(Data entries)

● ● ● ●

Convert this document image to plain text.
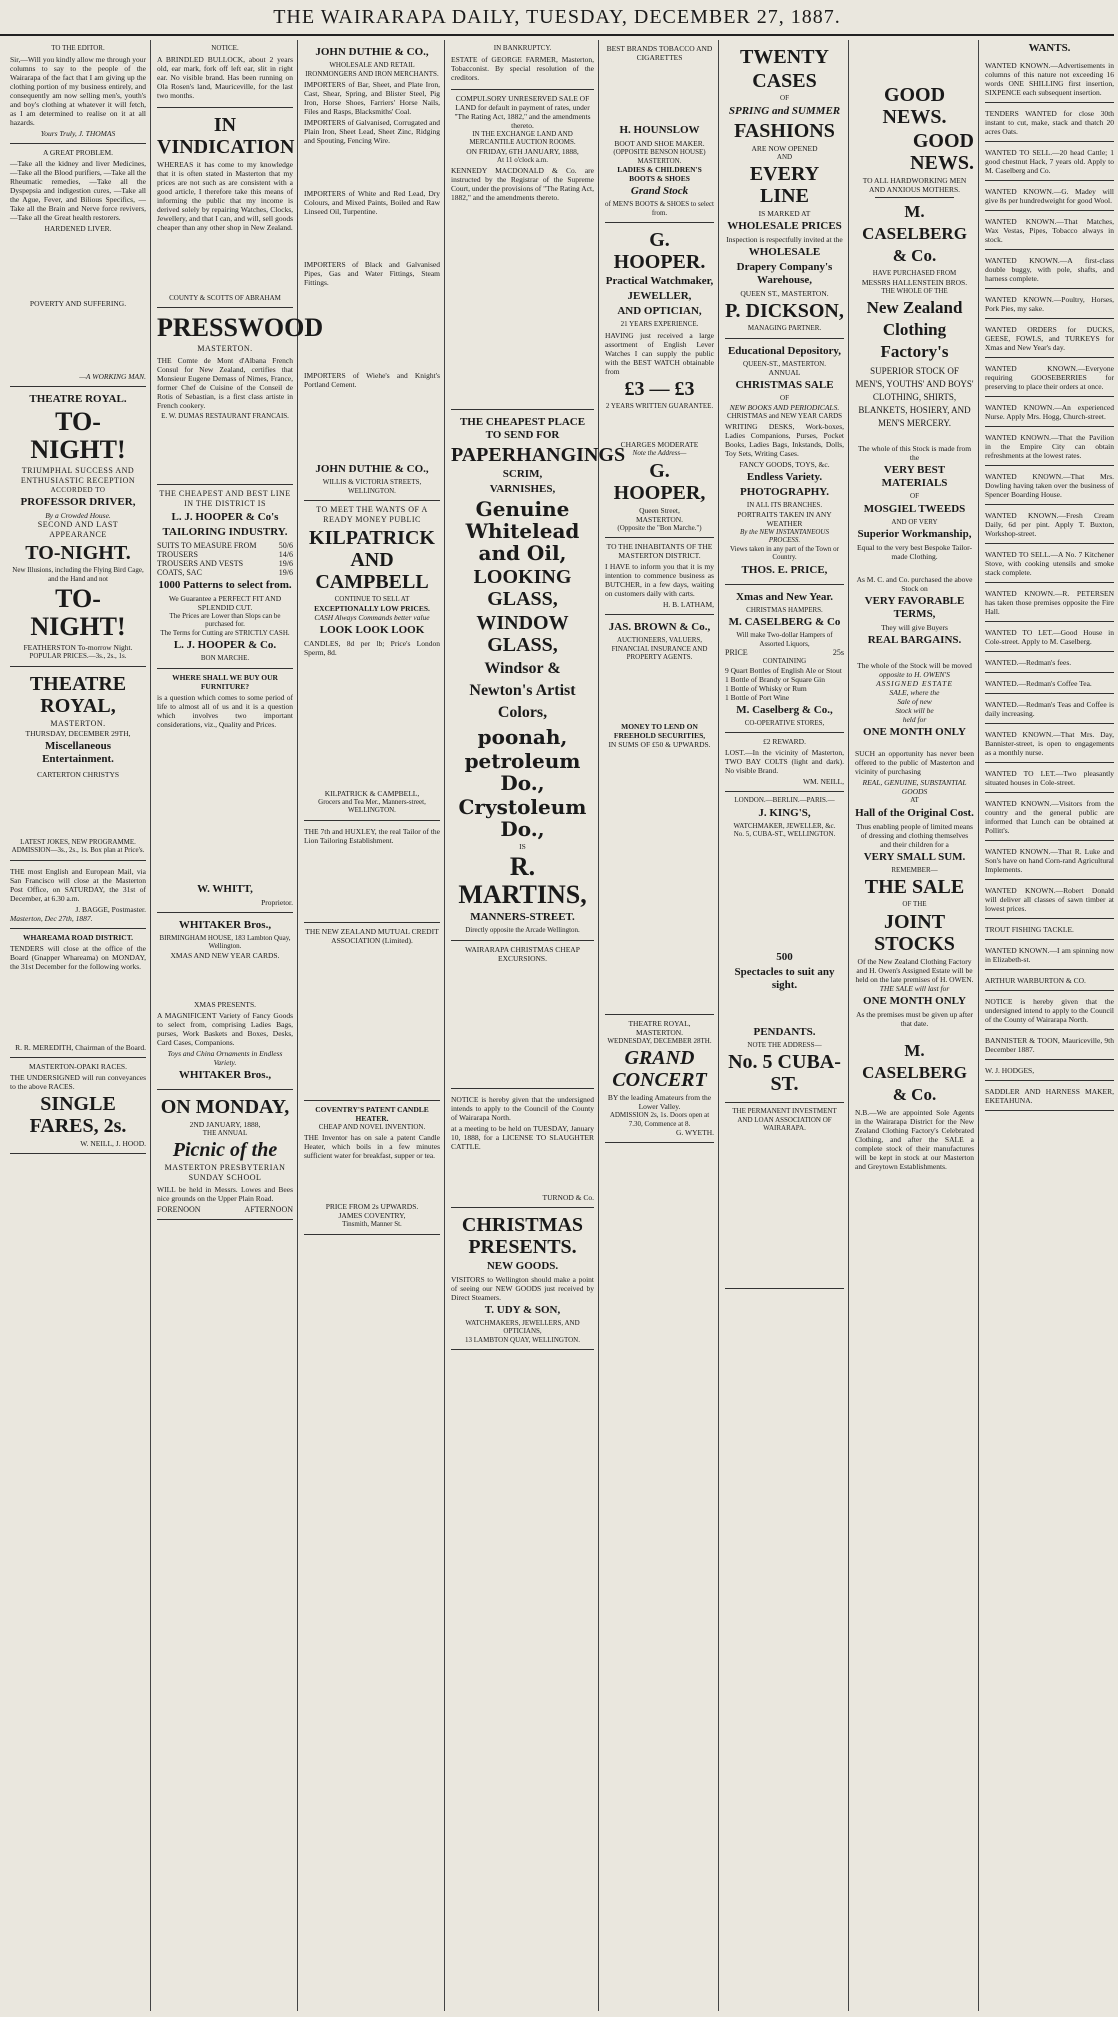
THE WAIRARAPA DAILY, TUESDAY, DECEMBER 27, 1887.
TO THE EDITOR.
Sir,—Will you kindly allow me through your columns to say to the people of the Wairarapa of the fact that I am giving up the clothing portion of my business entirely, and consequently am now selling men's, youth's and boy's clothing at whatever it will fetch, as I am determined to realise on it at all hazards.
Yours Truly, J. THOMAS
A GREAT PROBLEM.
—Take all the kidney and liver Medicines, —Take all the Blood purifiers, —Take all the Rheumatic remedies, —Take all the Dyspepsia and indigestion cures, —Take all the Ague, Fever, and Bilious Specifics, —Take all the Brain and Nerve force revivers, —Take all the Great health restorers.
HARDENED LIVER.
POVERTY AND SUFFERING.
—A WORKING MAN.
THEATRE ROYAL.
TO-NIGHT!
TRIUMPHAL SUCCESS AND ENTHUSIASTIC RECEPTION
ACCORDED TO
PROFESSOR DRIVER,
By a Crowded House.
SECOND AND LAST APPEARANCE
TO-NIGHT.
New Illusions, including the Flying Bird Cage, and the Hand and not
TO-NIGHT!
FEATHERSTON To-morrow Night.
POPULAR PRICES.—3s., 2s., 1s.
THEATRE ROYAL,
MASTERTON.
THURSDAY, DECEMBER 29TH,
Miscellaneous Entertainment.
CARTERTON CHRISTYS
LATEST JOKES, NEW PROGRAMME.
ADMISSION—3s., 2s., 1s. Box plan at Price's.
THE most English and European Mail, via San Francisco will close at the Masterton Post Office, on SATURDAY, the 31st of December, at 6.30 a.m.
J. BAGGE, Postmaster.
Masterton, Dec 27th, 1887.
WHAREAMA ROAD DISTRICT.
TENDERS will close at the office of the Board (Gnapper Whareama) on MONDAY, the 31st December for the following works.
R. R. MEREDITH, Chairman of the Board.
MASTERTON-OPAKI RACES.
THE UNDERSIGNED will run conveyances to the above RACES.
SINGLE FARES, 2s.
W. NEILL, J. HOOD.
NOTICE.
A BRINDLED BULLOCK, about 2 years old, ear mark, fork off left ear, slit in right ear. No visible brand. Has been running on Ola Rosen's land, Mauriceville, for the last two months.
IN VINDICATION
WHEREAS it has come to my knowledge that it is often stated in Masterton that my prices are not such as are consistent with a good article, I therefore take this means of informing the public that my income is derived solely by repairing Watches, Clocks, Jewellery, and that I can, and will, sell goods cheaper than any other shop in New Zealand.
COUNTY & SCOTTS OF ABRAHAM
PRESSWOOD
MASTERTON.
THE Comte de Mont d'Albana French Consul for New Zealand, certifies that Monsieur Eugene Demass of Nimes, France, former Chef de Cuisine of the Conseil de Rotis of Sebastian, is a first class artiste in French cookery.
E. W. DUMAS RESTAURANT FRANCAIS.
THE CHEAPEST AND BEST LINE IN THE DISTRICT IS
L. J. HOOPER & Co's
TAILORING INDUSTRY.
SUITS TO MEASURE FROM	50/6
TROUSERS	14/6
TROUSERS AND VESTS	19/6
COATS, SAC	19/6
1000 Patterns to select from.
We Guarantee a PERFECT FIT AND SPLENDID CUT.
The Prices are Lower than Slops can be purchased for.
The Terms for Cutting are STRICTLY CASH.
L. J. HOOPER & Co.
BON MARCHE.
WHERE SHALL WE BUY OUR FURNITURE?
is a question which comes to some period of life to almost all of us and it is a question which involves two important considerations, viz., Quality and Prices.
W. WHITT,
Proprietor.
WHITAKER Bros.,
BIRMINGHAM HOUSE, 183 Lambton Quay, Wellington.
XMAS AND NEW YEAR CARDS.
XMAS PRESENTS.
A MAGNIFICENT Variety of Fancy Goods to select from, comprising Ladies Bags, purses, Work Baskets and Boxes, Desks, Card Cases, Companions.
Toys and China Ornaments in Endless Variety.
WHITAKER Bros.,
ON MONDAY,
2ND JANUARY, 1888,
THE ANNUAL
Picnic of the
MASTERTON PRESBYTERIAN SUNDAY SCHOOL
WILL be held in Messrs. Lowes and Bees nice grounds on the Upper Plain Road.
FORENOON	AFTERNOON
JOHN DUTHIE & CO.,
WHOLESALE AND RETAIL IRONMONGERS AND IRON MERCHANTS.
IMPORTERS of Bar, Sheet, and Plate Iron, Cast, Shear, Spring, and Blister Steel, Pig Iron, Horse Shoes, Farriers' Horse Nails, Files and Rasps, Blacksmiths' Coal.
IMPORTERS of Galvanised, Corrugated and Plain Iron, Sheet Lead, Sheet Zinc, Ridging and Spouting, Fencing Wire.
IMPORTERS of White and Red Lead, Dry Colours, and Mixed Paints, Boiled and Raw Linseed Oil, Turpentine.
IMPORTERS of Black and Galvanised Pipes, Gas and Water Fittings, Steam Fittings.
IMPORTERS of Wiehe's and Knight's Portland Cement.
JOHN DUTHIE & CO.,
WILLIS & VICTORIA STREETS, WELLINGTON.
TO MEET THE WANTS OF A READY MONEY PUBLIC
KILPATRICK AND CAMPBELL
CONTINUE TO SELL AT
EXCEPTIONALLY LOW PRICES.
CASH Always Commands better value
LOOK LOOK LOOK
CANDLES, 8d per lb; Price's London Sperm, 8d.
KILPATRICK & CAMPBELL,
Grocers and Tea Mer., Manners-street, WELLINGTON.
THE 7th and HUXLEY, the real Tailor of the Lion Tailoring Establishment.
THE NEW ZEALAND MUTUAL CREDIT ASSOCIATION (Limited).
COVENTRY'S PATENT CANDLE HEATER.
CHEAP AND NOVEL INVENTION.
THE Inventor has on sale a patent Candle Heater, which boils in a few minutes sufficient water for breakfast, supper or tea.
PRICE FROM 2s UPWARDS.
JAMES COVENTRY,
Tinsmith, Manner St.
IN BANKRUPTCY.
ESTATE of GEORGE FARMER, Masterton, Tobacconist. By special resolution of the creditors.
COMPULSORY UNRESERVED SALE OF LAND for default in payment of rates, under "The Rating Act, 1882," and the amendments thereto.
IN THE EXCHANGE LAND AND MERCANTILE AUCTION ROOMS.
ON FRIDAY, 6TH JANUARY, 1888,
At 11 o'clock a.m.
KENNEDY MACDONALD & Co. are instructed by the Registrar of the Supreme Court, under the provisions of "The Rating Act, 1882," and the amendments thereto.
THE CHEAPEST PLACE TO SEND FOR
PAPERHANGINGS
SCRIM,
VARNISHES,
Genuine Whitelead and Oil,
LOOKING GLASS,
WINDOW GLASS,
Windsor & Newton's Artist Colors,
poonah,
petroleum Do.,
Crystoleum Do.,
IS
R. MARTINS,
MANNERS-STREET.
Directly opposite the Arcade Wellington.
WAIRARAPA CHRISTMAS CHEAP EXCURSIONS.
NOTICE is hereby given that the undersigned intends to apply to the Council of the County of Wairarapa North.
at a meeting to be held on TUESDAY, January 10, 1888, for a LICENSE TO SLAUGHTER CATTLE.
TURNOD & Co.
CHRISTMAS PRESENTS.
NEW GOODS.
VISITORS to Wellington should make a point of seeing our NEW GOODS just received by Direct Steamers.
T. UDY & SON,
WATCHMAKERS, JEWELLERS, AND OPTICIANS,
13 LAMBTON QUAY, WELLINGTON.
BEST BRANDS TOBACCO AND CIGARETTES
H. HOUNSLOW
BOOT AND SHOE MAKER.
(OPPOSITE BENSON HOUSE) MASTERTON.
LADIES & CHILDREN'S BOOTS & SHOES
Grand Stock
of MEN'S BOOTS & SHOES to select from.
G. HOOPER.
Practical Watchmaker,
JEWELLER,
AND OPTICIAN,
21 YEARS EXPERIENCE.
HAVING just received a large assortment of English Lever Watches I can supply the public with the BEST WATCH obtainable from
£3 — £3
2 YEARS WRITTEN GUARANTEE.
CHARGES MODERATE
Note the Address—
G. HOOPER,
Queen Street,
MASTERTON.
(Opposite the "Bon Marche.")
TO THE INHABITANTS OF THE MASTERTON DISTRICT.
I HAVE to inform you that it is my intention to commence business as BUTCHER, in a few days, waiting on customers daily with carts.
H. B. LATHAM,
JAS. BROWN & Co.,
AUCTIONEERS, VALUERS, FINANCIAL INSURANCE AND PROPERTY AGENTS.
MONEY TO LEND ON FREEHOLD SECURITIES,
IN SUMS OF £50 & UPWARDS.
THEATRE ROYAL, MASTERTON.
WEDNESDAY, DECEMBER 28TH.
GRAND CONCERT
BY the leading Amateurs from the Lower Valley.
ADMISSION 2s, 1s. Doors open at 7.30, Commence at 8.
G. WYETH.
TWENTY
CASES
OF
SPRING and SUMMER
FASHIONS
ARE NOW OPENED
AND
EVERY LINE
IS MARKED AT
WHOLESALE PRICES
Inspection is respectfully invited at the
WHOLESALE
Drapery Company's Warehouse,
QUEEN ST., MASTERTON.
P. DICKSON,
MANAGING PARTNER.
Educational Depository,
QUEEN-ST., MASTERTON.
ANNUAL
CHRISTMAS SALE
OF
NEW BOOKS AND PERIODICALS.
CHRISTMAS and NEW YEAR CARDS
WRITING DESKS, Work-boxes, Ladies Companions, Purses, Pocket Books, Ladies Bags, Inkstands, Dolls, Toy Sets, Writing Cases.
FANCY GOODS, TOYS, &c.
Endless Variety.
PHOTOGRAPHY.
IN ALL ITS BRANCHES.
PORTRAITS TAKEN IN ANY WEATHER
By the NEW INSTANTANEOUS PROCESS.
Views taken in any part of the Town or Country.
THOS. E. PRICE,
Xmas and New Year.
CHRISTMAS HAMPERS.
M. CASELBERG & Co
Will make Two-dollar Hampers of Assorted Liquors,
PRICE	25s
CONTAINING
9 Quart Bottles of English Ale or Stout
1 Bottle of Brandy or Square Gin
1 Bottle of Whisky or Rum
1 Bottle of Port Wine
M. Caselberg & Co.,
CO-OPERATIVE STORES,
£2 REWARD.
LOST.—In the vicinity of Masterton, TWO BAY COLTS (light and dark). No visible Brand.
WM. NEILL,
LONDON.—BERLIN.—PARIS.—
J. KING'S,
WATCHMAKER, JEWELLER, &c.
No. 5, CUBA-ST., WELLINGTON.
500
Spectacles to suit any sight.
PENDANTS.
NOTE THE ADDRESS—
No. 5 CUBA-ST.
THE PERMANENT INVESTMENT AND LOAN ASSOCIATION OF WAIRARAPA.
GOOD NEWS.
GOOD NEWS.
TO ALL HARDWORKING MEN AND ANXIOUS MOTHERS.
M. CASELBERG & Co.
HAVE PURCHASED FROM
MESSRS HALLENSTEIN BROS.
THE WHOLE OF THE
New Zealand Clothing Factory's
SUPERIOR STOCK OF MEN'S, YOUTHS' AND BOYS' CLOTHING, SHIRTS, BLANKETS, HOSIERY, AND MEN'S MERCERY.
The whole of this Stock is made from the
VERY BEST MATERIALS
OF
MOSGIEL TWEEDS
AND OF VERY
Superior Workmanship,
Equal to the very best Bespoke Tailor-made Clothing.
As M. C. and Co. purchased the above Stock on
VERY FAVORABLE TERMS,
They will give Buyers
REAL BARGAINS.
The whole of the Stock will be moved
opposite to H. OWEN'S
ASSIGNED ESTATE
SALE, where the
Sale of new
Stock will be
held for
ONE MONTH ONLY
SUCH an opportunity has never been offered to the public of Masterton and vicinity of purchasing
REAL, GENUINE, SUBSTANTIAL GOODS
AT
Hall of the Original Cost.
Thus enabling people of limited means of dressing and clothing themselves and their children for a
VERY SMALL SUM.
REMEMBER—
THE SALE
OF THE
JOINT STOCKS
Of the New Zealand Clothing Factory and H. Owen's Assigned Estate will be held on the late premises of H. OWEN.
THE SALE will last for
ONE MONTH ONLY
As the premises must be given up after that date.
M. CASELBERG & Co.
N.B.—We are appointed Sole Agents in the Wairarapa District for the New Zealand Clothing Factory's Celebrated Clothing, and after the SALE a complete stock of their manufactures will be kept in stock at our Masterton and Greytown Establishments.
WANTS.
WANTED KNOWN.—Advertisements in columns of this nature not exceeding 16 words ONE SHILLING first insertion, SIXPENCE each subsequent insertion.
TENDERS WANTED for close 30th instant to cut, make, stack and thatch 20 acres Oats.
WANTED TO SELL.—20 head Cattle; 1 good chestnut Hack, 7 years old. Apply to M. Caselberg and Co.
WANTED KNOWN.—G. Madey will give 8s per hundredweight for good Wool.
WANTED KNOWN.—That Matches, Wax Vestas, Pipes, Tobacco always in stock.
WANTED KNOWN.—A first-class double buggy, with pole, shafts, and harness complete.
WANTED KNOWN.—Poultry, Horses, Pork Pies, my sake.
WANTED ORDERS for DUCKS, GEESE, FOWLS, and TURKEYS for Xmas and New Year's day.
WANTED KNOWN.—Everyone requiring GOOSEBERRIES for preserving to place their orders at once.
WANTED KNOWN.—An experienced Nurse. Apply Mrs. Hogg, Church-street.
WANTED KNOWN.—That the Pavilion in the Empire City can obtain refreshments at the lowest rates.
WANTED KNOWN.—That Mrs. Dowling having taken over the business of Spencer Boarding House.
WANTED KNOWN.—Fresh Cream Daily, 6d per pint. Apply T. Buxton, Workshop-street.
WANTED TO SELL.—A No. 7 Kitchener Stove, with cooking utensils and smoke stack complete.
WANTED KNOWN.—R. PETERSEN has taken those premises opposite the Fire Hall.
WANTED TO LET.—Good House in Cole-street. Apply to M. Caselberg.
WANTED.—Redman's fees.
WANTED.—Redman's Coffee Tea.
WANTED.—Redman's Teas and Coffee is daily increasing.
WANTED KNOWN.—That Mrs. Day, Bannister-street, is open to engagements as a monthly nurse.
WANTED TO LET.—Two pleasantly situated houses in Cole-street.
WANTED KNOWN.—Visitors from the country and the general public are informed that Lunch can be obtained at Pollitt's.
WANTED KNOWN.—That R. Luke and Son's have on hand Corn-rand Agricultural Implements.
WANTED KNOWN.—Robert Donald will deliver all classes of sawn timber at lowest prices.
TROUT FISHING TACKLE.
WANTED KNOWN.—I am spinning now in Elizabeth-st.
ARTHUR WARBURTON & CO.
NOTICE is hereby given that the undersigned intend to apply to the Council of the County of Wairarapa North.
BANNISTER & TOON, Mauriceville, 9th December 1887.
W. J. HODGES,
SADDLER AND HARNESS MAKER, EKETAHUNA.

● ● ● ●

→ **Exercise requirements**
Search the lines above for the string "IMPORTERS" and copy each line that has it.

→ **Response to the exercise**
IMPORTERS of Bar, Sheet, and Plate Iron, Cast, Shear, Spring, and Blister Steel, Pig Iron, Horse Shoes, Farriers' Horse Nails, Files and Rasps, Blacksmiths' Coal.
IMPORTERS of Galvanised, Corrugated and Plain Iron, Sheet Lead, Sheet Zinc, Ridging and Spouting, Fencing Wire.
IMPORTERS of White and Red Lead, Dry Colours, and Mixed Paints, Boiled and Raw Linseed Oil, Turpentine.
IMPORTERS of Black and Galvanised Pipes, Gas and Water Fittings, Steam Fittings.
IMPORTERS of Wiehe's and Knight's Portland Cement.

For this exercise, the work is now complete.